**Problem statement**
Scan the records for the string "this"; copy each line where it occurs.

Extracted data entries
(begin)

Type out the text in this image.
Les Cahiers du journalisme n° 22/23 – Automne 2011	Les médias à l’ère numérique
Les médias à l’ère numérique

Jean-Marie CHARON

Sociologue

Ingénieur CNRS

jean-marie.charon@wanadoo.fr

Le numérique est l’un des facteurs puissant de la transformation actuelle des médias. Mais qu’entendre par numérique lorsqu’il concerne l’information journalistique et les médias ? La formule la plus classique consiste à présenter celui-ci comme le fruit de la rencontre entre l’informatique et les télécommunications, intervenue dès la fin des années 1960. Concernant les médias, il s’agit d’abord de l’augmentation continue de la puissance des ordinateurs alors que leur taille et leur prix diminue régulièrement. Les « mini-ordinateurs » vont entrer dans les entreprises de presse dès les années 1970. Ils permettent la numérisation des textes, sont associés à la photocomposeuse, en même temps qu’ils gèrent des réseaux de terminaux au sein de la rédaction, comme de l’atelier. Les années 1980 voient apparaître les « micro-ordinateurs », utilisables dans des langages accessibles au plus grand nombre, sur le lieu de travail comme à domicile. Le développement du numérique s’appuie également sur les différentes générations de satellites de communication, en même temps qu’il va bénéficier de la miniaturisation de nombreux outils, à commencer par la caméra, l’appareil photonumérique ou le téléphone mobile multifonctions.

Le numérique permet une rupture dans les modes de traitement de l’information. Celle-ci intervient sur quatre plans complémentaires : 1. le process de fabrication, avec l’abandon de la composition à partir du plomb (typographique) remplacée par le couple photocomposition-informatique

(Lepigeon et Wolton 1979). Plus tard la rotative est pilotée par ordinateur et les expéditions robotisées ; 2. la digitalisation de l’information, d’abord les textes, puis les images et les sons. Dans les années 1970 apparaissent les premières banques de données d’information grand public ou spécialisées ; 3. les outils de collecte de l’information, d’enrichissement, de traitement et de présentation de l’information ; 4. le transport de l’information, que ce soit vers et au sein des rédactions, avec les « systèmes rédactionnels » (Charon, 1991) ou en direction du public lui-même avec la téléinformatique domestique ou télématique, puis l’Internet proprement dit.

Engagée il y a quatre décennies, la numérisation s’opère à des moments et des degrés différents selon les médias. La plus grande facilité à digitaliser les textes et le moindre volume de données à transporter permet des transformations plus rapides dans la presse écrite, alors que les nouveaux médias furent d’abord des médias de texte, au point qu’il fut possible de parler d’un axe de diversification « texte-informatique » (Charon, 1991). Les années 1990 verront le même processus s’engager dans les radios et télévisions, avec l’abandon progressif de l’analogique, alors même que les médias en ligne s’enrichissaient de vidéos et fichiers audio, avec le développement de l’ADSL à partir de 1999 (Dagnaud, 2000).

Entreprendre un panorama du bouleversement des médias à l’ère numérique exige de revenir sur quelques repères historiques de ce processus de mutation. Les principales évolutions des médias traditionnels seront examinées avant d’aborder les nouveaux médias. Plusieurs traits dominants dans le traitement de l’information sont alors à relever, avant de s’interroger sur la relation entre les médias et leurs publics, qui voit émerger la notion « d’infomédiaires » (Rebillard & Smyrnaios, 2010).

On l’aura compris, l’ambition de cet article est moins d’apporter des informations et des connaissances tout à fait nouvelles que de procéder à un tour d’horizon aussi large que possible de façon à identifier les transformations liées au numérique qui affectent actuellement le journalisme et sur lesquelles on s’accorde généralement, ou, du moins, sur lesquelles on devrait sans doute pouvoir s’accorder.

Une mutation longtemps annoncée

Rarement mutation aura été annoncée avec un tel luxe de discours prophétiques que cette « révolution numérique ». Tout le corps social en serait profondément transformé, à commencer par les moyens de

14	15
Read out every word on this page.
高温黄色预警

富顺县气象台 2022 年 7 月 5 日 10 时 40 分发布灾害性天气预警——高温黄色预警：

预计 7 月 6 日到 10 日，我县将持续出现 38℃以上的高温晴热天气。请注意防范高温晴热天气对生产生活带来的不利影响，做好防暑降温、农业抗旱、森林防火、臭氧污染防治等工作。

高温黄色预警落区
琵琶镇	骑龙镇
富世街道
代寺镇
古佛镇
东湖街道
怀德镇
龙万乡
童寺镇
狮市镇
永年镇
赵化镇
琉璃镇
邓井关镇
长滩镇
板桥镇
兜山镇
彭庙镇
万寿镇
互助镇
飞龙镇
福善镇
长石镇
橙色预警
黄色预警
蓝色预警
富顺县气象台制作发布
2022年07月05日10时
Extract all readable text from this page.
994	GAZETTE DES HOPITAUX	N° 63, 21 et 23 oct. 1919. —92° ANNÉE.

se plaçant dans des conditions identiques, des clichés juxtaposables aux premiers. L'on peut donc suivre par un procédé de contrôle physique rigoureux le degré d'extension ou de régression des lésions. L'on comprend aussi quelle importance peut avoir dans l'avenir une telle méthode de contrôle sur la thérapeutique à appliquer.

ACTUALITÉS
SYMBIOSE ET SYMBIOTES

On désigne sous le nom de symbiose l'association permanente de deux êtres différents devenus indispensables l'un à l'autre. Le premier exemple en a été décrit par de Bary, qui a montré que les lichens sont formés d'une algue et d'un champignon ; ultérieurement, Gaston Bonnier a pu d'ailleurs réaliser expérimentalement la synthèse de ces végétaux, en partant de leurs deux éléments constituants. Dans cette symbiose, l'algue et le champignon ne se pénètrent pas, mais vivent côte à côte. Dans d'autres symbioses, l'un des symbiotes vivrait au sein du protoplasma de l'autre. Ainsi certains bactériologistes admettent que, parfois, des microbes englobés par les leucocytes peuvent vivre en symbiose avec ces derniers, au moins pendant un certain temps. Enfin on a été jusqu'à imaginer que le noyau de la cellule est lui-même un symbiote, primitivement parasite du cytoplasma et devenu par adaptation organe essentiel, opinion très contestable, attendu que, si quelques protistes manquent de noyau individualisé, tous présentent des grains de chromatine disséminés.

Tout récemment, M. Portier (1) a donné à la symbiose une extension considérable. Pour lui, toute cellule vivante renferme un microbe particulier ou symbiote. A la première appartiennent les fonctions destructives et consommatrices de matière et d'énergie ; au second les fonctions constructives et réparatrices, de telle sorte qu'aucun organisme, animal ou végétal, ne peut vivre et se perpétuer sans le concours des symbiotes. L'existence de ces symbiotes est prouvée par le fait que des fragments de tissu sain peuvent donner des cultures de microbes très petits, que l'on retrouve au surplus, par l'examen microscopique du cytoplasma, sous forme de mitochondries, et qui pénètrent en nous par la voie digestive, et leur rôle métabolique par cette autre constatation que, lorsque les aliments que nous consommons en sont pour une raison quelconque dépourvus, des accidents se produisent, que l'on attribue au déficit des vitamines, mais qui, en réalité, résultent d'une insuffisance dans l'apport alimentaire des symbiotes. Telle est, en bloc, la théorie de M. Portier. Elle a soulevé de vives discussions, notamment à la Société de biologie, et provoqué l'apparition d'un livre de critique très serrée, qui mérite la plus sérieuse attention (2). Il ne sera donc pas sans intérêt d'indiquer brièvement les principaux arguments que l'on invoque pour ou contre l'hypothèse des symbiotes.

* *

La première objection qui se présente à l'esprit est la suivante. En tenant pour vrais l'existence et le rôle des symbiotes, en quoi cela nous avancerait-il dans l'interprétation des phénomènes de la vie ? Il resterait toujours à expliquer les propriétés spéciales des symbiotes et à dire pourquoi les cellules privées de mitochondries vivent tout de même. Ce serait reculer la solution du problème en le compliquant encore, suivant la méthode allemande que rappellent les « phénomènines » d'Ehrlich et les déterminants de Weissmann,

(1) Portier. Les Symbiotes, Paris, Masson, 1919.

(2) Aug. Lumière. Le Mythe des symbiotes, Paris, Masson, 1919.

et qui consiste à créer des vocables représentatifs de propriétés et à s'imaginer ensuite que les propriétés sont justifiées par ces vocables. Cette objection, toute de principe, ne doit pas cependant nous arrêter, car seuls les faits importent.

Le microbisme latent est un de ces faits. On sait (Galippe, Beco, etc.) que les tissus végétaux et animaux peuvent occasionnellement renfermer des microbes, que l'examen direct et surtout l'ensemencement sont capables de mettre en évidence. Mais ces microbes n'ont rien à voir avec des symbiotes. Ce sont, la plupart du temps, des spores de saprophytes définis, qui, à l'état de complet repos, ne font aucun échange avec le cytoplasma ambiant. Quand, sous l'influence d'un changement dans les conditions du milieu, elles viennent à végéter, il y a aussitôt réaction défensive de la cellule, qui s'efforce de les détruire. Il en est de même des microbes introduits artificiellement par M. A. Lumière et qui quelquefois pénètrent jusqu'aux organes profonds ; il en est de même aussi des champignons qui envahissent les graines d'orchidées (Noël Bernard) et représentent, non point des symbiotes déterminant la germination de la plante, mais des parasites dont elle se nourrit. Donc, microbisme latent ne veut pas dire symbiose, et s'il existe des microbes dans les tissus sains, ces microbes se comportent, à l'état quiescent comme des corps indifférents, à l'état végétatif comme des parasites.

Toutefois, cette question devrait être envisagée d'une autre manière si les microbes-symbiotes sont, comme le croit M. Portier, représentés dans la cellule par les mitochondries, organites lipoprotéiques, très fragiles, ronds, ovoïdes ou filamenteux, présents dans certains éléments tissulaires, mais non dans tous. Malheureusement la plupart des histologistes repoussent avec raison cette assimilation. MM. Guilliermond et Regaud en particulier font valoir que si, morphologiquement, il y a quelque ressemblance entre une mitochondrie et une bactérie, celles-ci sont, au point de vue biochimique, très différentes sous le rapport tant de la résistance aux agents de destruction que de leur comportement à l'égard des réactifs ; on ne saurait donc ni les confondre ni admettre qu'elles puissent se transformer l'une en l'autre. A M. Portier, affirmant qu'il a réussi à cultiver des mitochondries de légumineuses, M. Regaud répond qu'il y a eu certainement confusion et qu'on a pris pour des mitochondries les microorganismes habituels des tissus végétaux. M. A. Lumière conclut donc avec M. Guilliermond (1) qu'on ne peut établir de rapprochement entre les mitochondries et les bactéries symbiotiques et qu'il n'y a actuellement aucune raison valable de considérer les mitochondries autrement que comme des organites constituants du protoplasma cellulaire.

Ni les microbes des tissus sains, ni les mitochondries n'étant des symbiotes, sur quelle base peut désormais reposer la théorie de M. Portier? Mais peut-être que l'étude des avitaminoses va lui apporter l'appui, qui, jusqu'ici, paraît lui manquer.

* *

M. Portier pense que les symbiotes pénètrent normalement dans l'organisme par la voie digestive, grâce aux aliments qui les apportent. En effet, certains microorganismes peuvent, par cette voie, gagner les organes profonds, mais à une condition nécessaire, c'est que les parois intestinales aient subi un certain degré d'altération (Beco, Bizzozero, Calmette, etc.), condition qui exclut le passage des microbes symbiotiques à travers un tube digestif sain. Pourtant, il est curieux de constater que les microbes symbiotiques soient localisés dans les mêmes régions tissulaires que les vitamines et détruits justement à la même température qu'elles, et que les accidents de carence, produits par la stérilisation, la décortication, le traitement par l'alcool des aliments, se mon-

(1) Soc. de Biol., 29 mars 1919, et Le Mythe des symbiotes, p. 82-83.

(end)

**Problem solution**
Type out the text in this image.
Read out every word on this page.
Extract all readable text from this page.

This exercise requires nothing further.